Each far detector sample receives contributions from every near detector sample, these may well be 0, but the extrapolation is performed independently for each far detector sample. Therefore, each far detector sample element must set up its detector mass, even if they are all the same. In the example shown above the far detector is set up to have a 40 kilotonne fiducial mass.
The `OscillateToPDG` attribtue functions similarly to the `NuPDG` attribute for the near detector samples and specifies what species of neutrino the sample characterises, muon neutrino, electron anti-neutrino, etc... This is used to calculate the correction oscillation probability from each of the near detector samples. *e.g.* For a electron neutrino far detector sample, the muon neutrino to electron neutrino appearance probability is applied during the propagation to a muon neutrino near detector sample, and the electron neutrino survival probability is applied to an intrinsic electron neutrino near detector sample.
To inform the correct propagation of each near detector sample, a child `FDNDRatio` tag must be supplied. This specifies the beam divergence factor for each near detector sample --- linked via its `NuPDG` --- this is applied as a simple scale factor during near-to-far propagation. It would be possible to allow this a functional form to account for the relative difference in shape of the unoscillated flux at the near and far detector, but this is not yet implemented. Any near detector samples which do not have a corresponding `FDNDRatio` tag are given a divergence factor of `0` and effectively do not contribute to the far detector prediction. *e.g.* In the example at the top of this note, the far detector muon neutrino disapeerance sample recieves no contribution from the intrinsic electron neutrino sample, this is trivial to enable, but makes a completely insignificant difference to the far detector prediction.

• **Activity**
Continue the note on setting up far detector samples, picking up after its final sentence.

• **Source material**
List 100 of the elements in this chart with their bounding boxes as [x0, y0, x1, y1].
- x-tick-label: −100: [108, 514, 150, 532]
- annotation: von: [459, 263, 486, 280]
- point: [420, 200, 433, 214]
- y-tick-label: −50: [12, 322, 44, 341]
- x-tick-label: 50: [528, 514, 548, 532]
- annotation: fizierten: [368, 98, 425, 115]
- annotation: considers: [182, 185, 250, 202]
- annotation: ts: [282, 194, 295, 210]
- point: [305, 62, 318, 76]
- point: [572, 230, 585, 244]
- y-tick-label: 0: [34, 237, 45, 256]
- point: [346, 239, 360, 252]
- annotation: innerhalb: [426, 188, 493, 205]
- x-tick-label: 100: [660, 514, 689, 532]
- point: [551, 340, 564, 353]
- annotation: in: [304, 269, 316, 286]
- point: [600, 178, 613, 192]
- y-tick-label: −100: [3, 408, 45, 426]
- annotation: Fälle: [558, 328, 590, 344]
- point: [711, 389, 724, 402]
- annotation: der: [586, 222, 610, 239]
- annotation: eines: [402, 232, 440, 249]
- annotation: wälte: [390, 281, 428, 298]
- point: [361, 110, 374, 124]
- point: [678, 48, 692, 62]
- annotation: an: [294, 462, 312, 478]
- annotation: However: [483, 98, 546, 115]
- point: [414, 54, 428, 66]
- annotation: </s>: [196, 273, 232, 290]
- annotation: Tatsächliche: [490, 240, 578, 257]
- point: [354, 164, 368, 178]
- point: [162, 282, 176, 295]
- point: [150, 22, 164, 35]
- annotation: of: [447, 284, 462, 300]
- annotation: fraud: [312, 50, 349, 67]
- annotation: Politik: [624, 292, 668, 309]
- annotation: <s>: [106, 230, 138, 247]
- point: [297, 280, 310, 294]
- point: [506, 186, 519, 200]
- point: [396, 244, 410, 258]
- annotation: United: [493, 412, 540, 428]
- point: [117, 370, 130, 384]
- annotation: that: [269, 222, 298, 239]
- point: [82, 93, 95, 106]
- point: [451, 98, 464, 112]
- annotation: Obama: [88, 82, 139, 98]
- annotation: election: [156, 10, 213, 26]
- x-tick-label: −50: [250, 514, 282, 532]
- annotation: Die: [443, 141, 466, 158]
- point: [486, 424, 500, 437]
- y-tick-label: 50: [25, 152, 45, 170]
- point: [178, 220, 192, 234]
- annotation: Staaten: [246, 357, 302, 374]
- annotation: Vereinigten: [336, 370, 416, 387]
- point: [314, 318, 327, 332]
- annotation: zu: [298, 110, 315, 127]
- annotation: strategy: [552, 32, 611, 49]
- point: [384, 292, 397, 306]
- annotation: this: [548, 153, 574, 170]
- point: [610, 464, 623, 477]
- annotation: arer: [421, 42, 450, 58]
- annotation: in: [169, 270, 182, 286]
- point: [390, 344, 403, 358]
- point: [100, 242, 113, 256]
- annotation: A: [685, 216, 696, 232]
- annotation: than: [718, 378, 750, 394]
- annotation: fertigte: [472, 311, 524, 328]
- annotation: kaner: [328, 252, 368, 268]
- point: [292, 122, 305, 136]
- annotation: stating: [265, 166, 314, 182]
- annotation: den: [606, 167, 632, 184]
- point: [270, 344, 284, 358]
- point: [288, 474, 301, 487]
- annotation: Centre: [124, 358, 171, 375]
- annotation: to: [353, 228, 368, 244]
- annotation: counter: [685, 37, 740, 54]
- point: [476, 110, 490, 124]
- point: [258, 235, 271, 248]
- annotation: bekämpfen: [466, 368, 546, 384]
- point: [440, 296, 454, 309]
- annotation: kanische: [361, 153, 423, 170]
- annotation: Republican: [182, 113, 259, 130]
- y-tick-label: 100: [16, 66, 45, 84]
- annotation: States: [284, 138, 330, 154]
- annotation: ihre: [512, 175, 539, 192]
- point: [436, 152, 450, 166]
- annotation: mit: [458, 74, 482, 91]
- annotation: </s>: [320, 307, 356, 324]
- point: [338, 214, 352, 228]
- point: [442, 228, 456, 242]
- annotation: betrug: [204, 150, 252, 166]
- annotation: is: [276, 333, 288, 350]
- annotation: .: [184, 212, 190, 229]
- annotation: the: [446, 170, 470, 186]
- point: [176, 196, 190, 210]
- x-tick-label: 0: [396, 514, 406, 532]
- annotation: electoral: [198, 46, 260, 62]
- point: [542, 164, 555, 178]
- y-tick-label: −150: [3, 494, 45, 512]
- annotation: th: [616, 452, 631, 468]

• **Exercise answer**
## Input generation details
The input histograms are simplest to prepare through the `nuissmear` application, which by default will output both that are required for each input.
The observed ERec distribution for each sample should be self-explanatory. The response matrix should be supplied as a TH2D, with the true energy on the X axis and the reconstructed energy on the Y axis. The generation shape should be divided out of this. There is a small choice to be made here, either the efficiency correction can be included as part of the unfolding, this would involve dividing every bin by the total number of interaction generated in that bin of true neutrino energy -- events that are not reconstructed and thus do not make it into the histogram are accounted for by the sum of each Y slice of bins not totalling unity. Alternatively, you could re-normalised each Y slice so that the sum of bins totals to unity and this would mean that the unfolding only accounted for the migration and not the detector/selection efficiency. This implicitly would include the assumption into any susequent analysis that the detectors are functionally identical. It would also be possible to apply the efficiency ratio during the propagation, but this can only be a flat scale calculated from the ratio of detector masses and the beam divergence factor, it is not currently possible.